Task prompt :: Where a line holds the word "abilities", copy that line.

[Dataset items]
"""

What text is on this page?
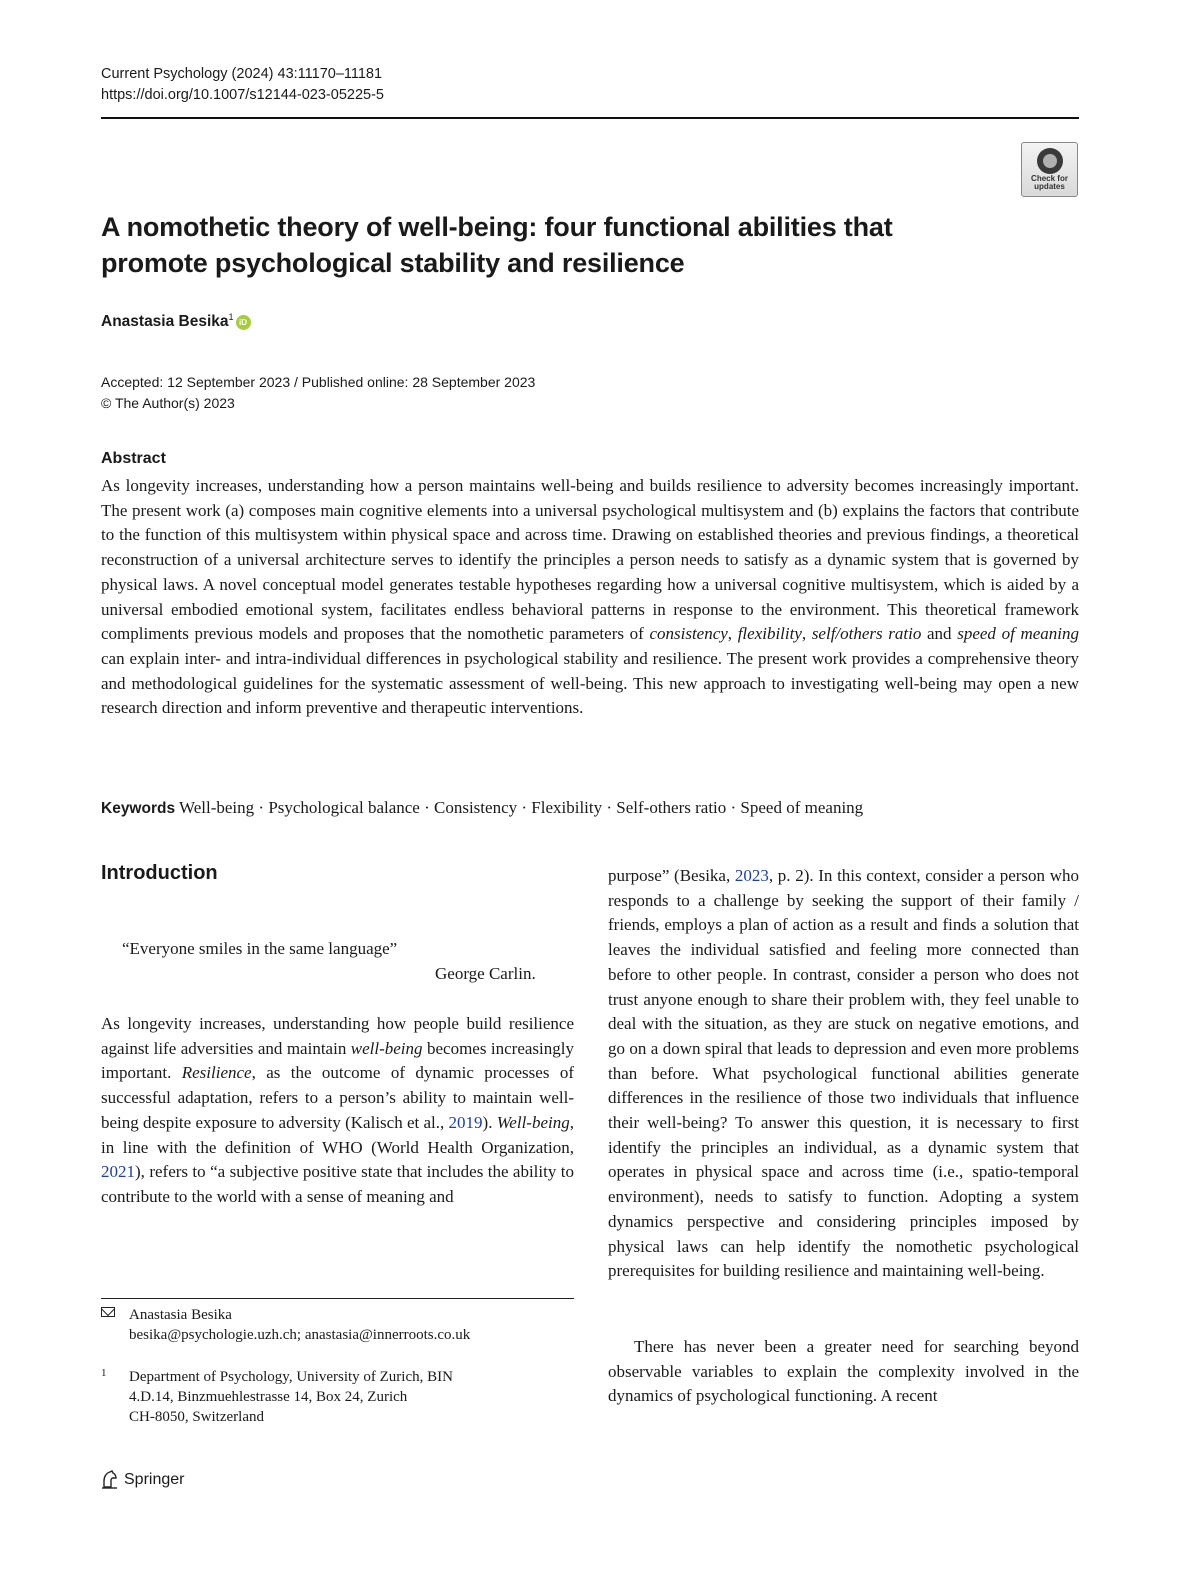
Current Psychology (2024) 43:11170–11181
https://doi.org/10.1007/s12144-023-05225-5
Check for updates
A nomothetic theory of well-being: four functional abilities that promote psychological stability and resilience
Anastasia Besika$^1$iD
Accepted: 12 September 2023 / Published online: 28 September 2023
© The Author(s) 2023
Abstract

As longevity increases, understanding how a person maintains well-being and builds resilience to adversity becomes increasingly important. The present work (a) composes main cognitive elements into a universal psychological multisystem and (b) explains the factors that contribute to the function of this multisystem within physical space and across time. Drawing on established theories and previous findings, a theoretical reconstruction of a universal architecture serves to identify the principles a person needs to satisfy as a dynamic system that is governed by physical laws. A novel conceptual model generates testable hypotheses regarding how a universal cognitive multisystem, which is aided by a universal embodied emotional system, facilitates endless behavioral patterns in response to the environment. This theoretical framework compliments previous models and proposes that the nomothetic parameters of consistency, flexibility, self/others ratio and speed of meaning can explain inter- and intra-individual differences in psychological stability and resilience. The present work provides a comprehensive theory and methodological guidelines for the systematic assessment of well-being. This new approach to investigating well-being may open a new research direction and inform preventive and therapeutic interventions.

Keywords Well-being · Psychological balance · Consistency · Flexibility · Self-others ratio · Speed of meaning
Introduction
“Everyone smiles in the same language”
George Carlin.

As longevity increases, understanding how people build resilience against life adversities and maintain well-being becomes increasingly important. Resilience, as the outcome of dynamic processes of successful adaptation, refers to a person’s ability to maintain well-being despite exposure to adversity (Kalisch et al., 2019). Well-being, in line with the definition of WHO (World Health Organization, 2021), refers to “a subjective positive state that includes the ability to contribute to the world with a sense of meaning and

Anastasia Besika
besika@psychologie.uzh.ch; anastasia@innerroots.co.uk
1 Department of Psychology, University of Zurich, BIN
4.D.14, Binzmuehlestrasse 14, Box 24, Zurich
CH-8050, Switzerland
Springer

purpose” (Besika, 2023, p. 2). In this context, consider a person who responds to a challenge by seeking the support of their family / friends, employs a plan of action as a result and finds a solution that leaves the individual satisfied and feeling more connected than before to other people. In contrast, consider a person who does not trust anyone enough to share their problem with, they feel unable to deal with the situation, as they are stuck on negative emotions, and go on a down spiral that leads to depression and even more problems than before. What psychological functional abilities generate differences in the resilience of those two individuals that influence their well-being? To answer this question, it is necessary to first identify the principles an individual, as a dynamic system that operates in physical space and across time (i.e., spatio-temporal environment), needs to satisfy to function. Adopting a system dynamics perspective and considering principles imposed by physical laws can help identify the nomothetic psychological prerequisites for building resilience and maintaining well-being.

There has never been a greater need for searching beyond observable variables to explain the complexity involved in the dynamics of psychological functioning. A recent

"""

Full answer ::
A nomothetic theory of well-being: four functional abilities that promote psychological stability and resilience
purpose” (Besika, 2023, p. 2). In this context, consider a person who responds to a challenge by seeking the support of their family / friends, employs a plan of action as a result and finds a solution that leaves the individual satisfied and feeling more connected than before to other people. In contrast, consider a person who does not trust anyone enough to share their problem with, they feel unable to deal with the situation, as they are stuck on negative emotions, and go on a down spiral that leads to depression and even more problems than before. What psychological functional abilities generate differences in the resilience of those two individuals that influence their well-being? To answer this question, it is necessary to first identify the principles an individual, as a dynamic system that operates in physical space and across time (i.e., spatio-temporal environment), needs to satisfy to function. Adopting a system dynamics perspective and considering principles imposed by physical laws can help identify the nomothetic psychological prerequisites for building resilience and maintaining well-being.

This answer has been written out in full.